Stated exercise
Drop every picture and give the entries back exactly.

Records supplied
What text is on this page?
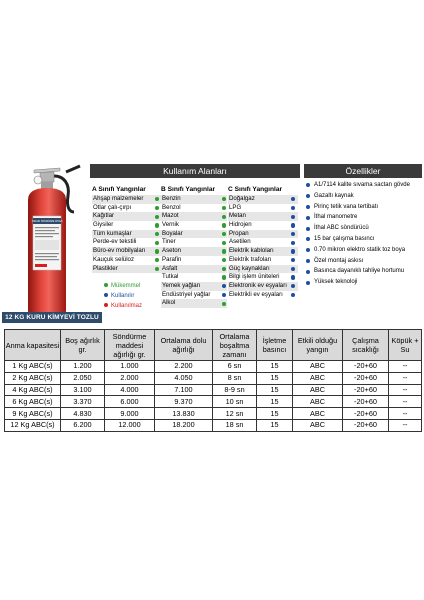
YANGIN SÖNDÜRME CİHAZI
12 KG KURU KİMYEVİ TOZLU
Kullanım Alanları
A Sınıfı Yangınlar
Ahşap malzemeler
Otlar çalı-çırpı
Kağıtlar
Giysiler
Tüm kumaşlar
Perde-ev tekstili
Büro-ev mobilyaları
Kauçuk selüloz
Plastikler
B Sınıfı Yangınlar
Benzin
Benzol
Mazot
Vernik
Boyalar
Tiner
Aseton
Parafin
Asfalt
Tutkal
Yemek yağları
Endüstriyel yağlar
Alkol
C Sınıfı Yangınlar
Doğalgaz
LPG
Metan
Hidrojen
Propan
Asetilen
Elektrik kabloları
Elektrik trafoları
Güç kaynakları
Bilgi işlem üniteleri
Elektronik ev eşyaları
Elektrikli ev eşyaları
Mükemmel
Kullanılır
Kullanılmaz
Özellikler
A1/7114 kalite sıvama sactan gövde
Gazaltı kaynak
Pirinç tetik vana tertibatı
İthal manometre
İthal ABC söndürücü
15 bar çalışma basıncı
0.70 mikron elektro statik toz boya
Özel montaj askısı
Basınca dayanıklı tahliye hortumu
Yüksek teknoloji
Anma kapasitesi	Boş ağırlık gr.	Söndürme maddesi ağırlığı gr.	Ortalama dolu ağırlığı	Ortalama boşaltma zamanı	İşletme basıncı	Etkili olduğu yangın	Çalışma sıcaklığı	Köpük + Su
1 Kg ABC(s)	1.200	1.000	2.200	6 sn	15	ABC	-20+60	--
2 Kg ABC(s)	2.050	2.000	4.050	8 sn	15	ABC	-20+60	--
4 Kg ABC(s)	3.100	4.000	7.100	8-9 sn	15	ABC	-20+60	--
6 Kg ABC(s)	3.370	6.000	9.370	10 sn	15	ABC	-20+60	--
9 Kg ABC(s)	4.830	9.000	13.830	12 sn	15	ABC	-20+60	--
12 Kg ABC(s)	6.200	12.000	18.200	18 sn	15	ABC	-20+60	--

Solved exercise
What text is on this page?
YANGIN SÖNDÜRME CİHAZI
12 KG KURU KİMYEVİ TOZLU
Kullanım Alanları
A Sınıfı Yangınlar
Ahşap malzemeler
Otlar çalı-çırpı
Kağıtlar
Giysiler
Tüm kumaşlar
Perde-ev tekstili
Büro-ev mobilyaları
Kauçuk selüloz
Plastikler
B Sınıfı Yangınlar
Benzin
Benzol
Mazot
Vernik
Boyalar
Tiner
Aseton
Parafin
Asfalt
Tutkal
Yemek yağları
Endüstriyel yağlar
Alkol
C Sınıfı Yangınlar
Doğalgaz
LPG
Metan
Hidrojen
Propan
Asetilen
Elektrik kabloları
Elektrik trafoları
Güç kaynakları
Bilgi işlem üniteleri
Elektronik ev eşyaları
Elektrikli ev eşyaları
Mükemmel
Kullanılır
Kullanılmaz
Özellikler
A1/7114 kalite sıvama sactan gövde
Gazaltı kaynak
Pirinç tetik vana tertibatı
İthal manometre
İthal ABC söndürücü
15 bar çalışma basıncı
0.70 mikron elektro statik toz boya
Özel montaj askısı
Basınca dayanıklı tahliye hortumu
Yüksek teknoloji
Anma kapasitesi	Boş ağırlık gr.	Söndürme maddesi ağırlığı gr.	Ortalama dolu ağırlığı	Ortalama boşaltma zamanı	İşletme basıncı	Etkili olduğu yangın	Çalışma sıcaklığı	Köpük + Su
1 Kg ABC(s)	1.200	1.000	2.200	6 sn	15	ABC	-20+60	--
2 Kg ABC(s)	2.050	2.000	4.050	8 sn	15	ABC	-20+60	--
4 Kg ABC(s)	3.100	4.000	7.100	8-9 sn	15	ABC	-20+60	--
6 Kg ABC(s)	3.370	6.000	9.370	10 sn	15	ABC	-20+60	--
9 Kg ABC(s)	4.830	9.000	13.830	12 sn	15	ABC	-20+60	--
12 Kg ABC(s)	6.200	12.000	18.200	18 sn	15	ABC	-20+60	--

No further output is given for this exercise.